Quote the data below in full, minus the images.
++++++++++
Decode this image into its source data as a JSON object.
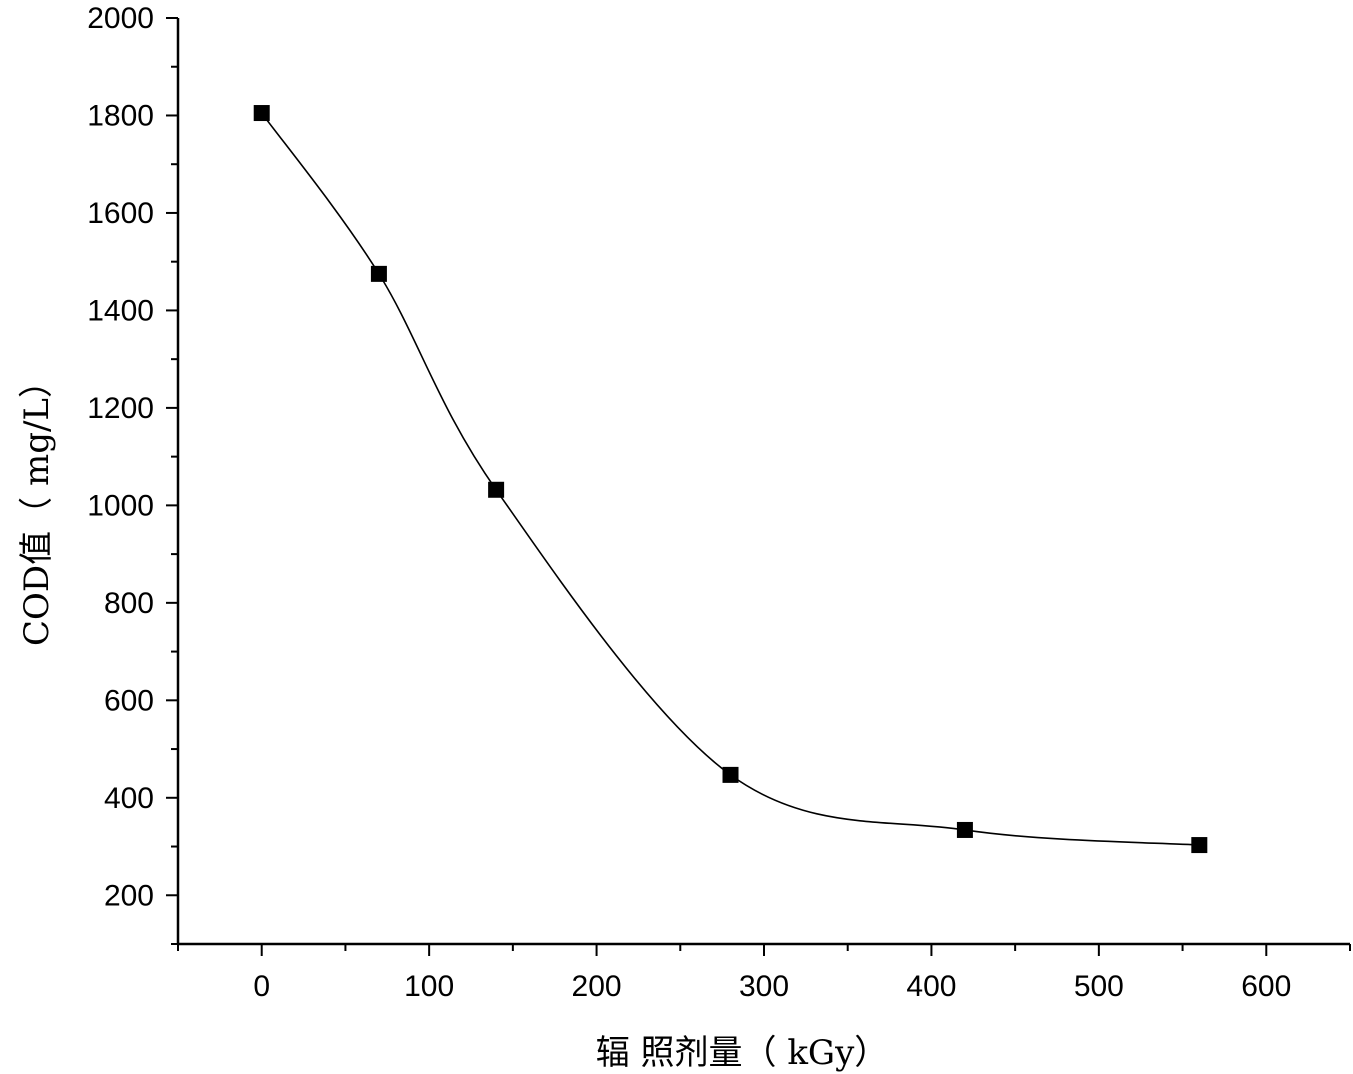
{
  "chart_data": {
    "type": "scatter",
    "title": "",
    "xlabel": "辐 照剂量（ kGy）",
    "ylabel": "COD值（ mg/L）",
    "xlim": [
      -50,
      650
    ],
    "ylim": [
      100,
      2000
    ],
    "x_ticks": [
      0,
      100,
      200,
      300,
      400,
      500,
      600
    ],
    "x_tick_labels": [
      "0",
      "100",
      "200",
      "300",
      "400",
      "500",
      "600"
    ],
    "y_ticks": [
      200,
      400,
      600,
      800,
      1000,
      1200,
      1400,
      1600,
      1800,
      2000
    ],
    "y_tick_labels": [
      "200",
      "400",
      "600",
      "800",
      "1000",
      "1200",
      "1400",
      "1600",
      "1800",
      "2000"
    ],
    "grid": false,
    "legend": "none",
    "series": [
      {
        "marker": "square",
        "color": "#000000",
        "smooth_line": true,
        "x": [
          0,
          70,
          140,
          280,
          420,
          560
        ],
        "y": [
          1805,
          1475,
          1032,
          447,
          334,
          303
        ]
      }
    ]
  }
}
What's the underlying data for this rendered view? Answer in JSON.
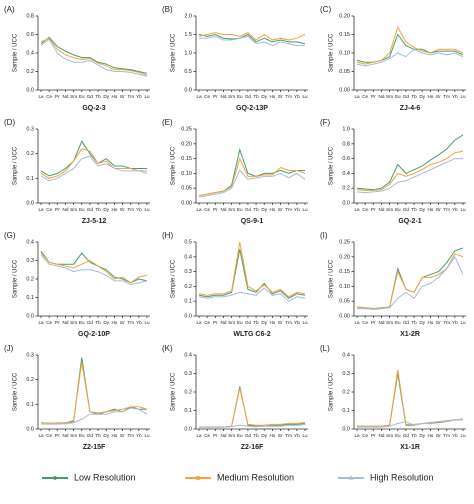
++++++++++
§ **Task answer**
Decode this image into its source data as a JSON object.
{
  "chart_data": {
    "type": "scatter",
    "title": "",
    "xlabel": "辐 照剂量（ kGy）",
    "ylabel": "COD值（ mg/L）",
    "xlim": [
      -50,
      650
    ],
    "ylim": [
      100,
      2000
    ],
    "x_ticks": [
      0,
      100,
      200,
      300,
      400,
      500,
      600
    ],
    "x_tick_labels": [
      "0",
      "100",
      "200",
      "300",
      "400",
      "500",
      "600"
    ],
    "y_ticks": [
      200,
      400,
      600,
      800,
      1000,
      1200,
      1400,
      1600,
      1800,
      2000
    ],
    "y_tick_labels": [
      "200",
      "400",
      "600",
      "800",
      "1000",
      "1200",
      "1400",
      "1600",
      "1800",
      "2000"
    ],
    "grid": false,
    "legend": "none",
    "series": [
      {
        "marker": "square",
        "color": "#000000",
        "smooth_line": true,
        "x": [
          0,
          70,
          140,
          280,
          420,
          560
        ],
        "y": [
          1805,
          1475,
          1032,
          447,
          334,
          303
        ]
      }
    ]
  }
}
What's the underlying data for this rendered view? Answer in JSON.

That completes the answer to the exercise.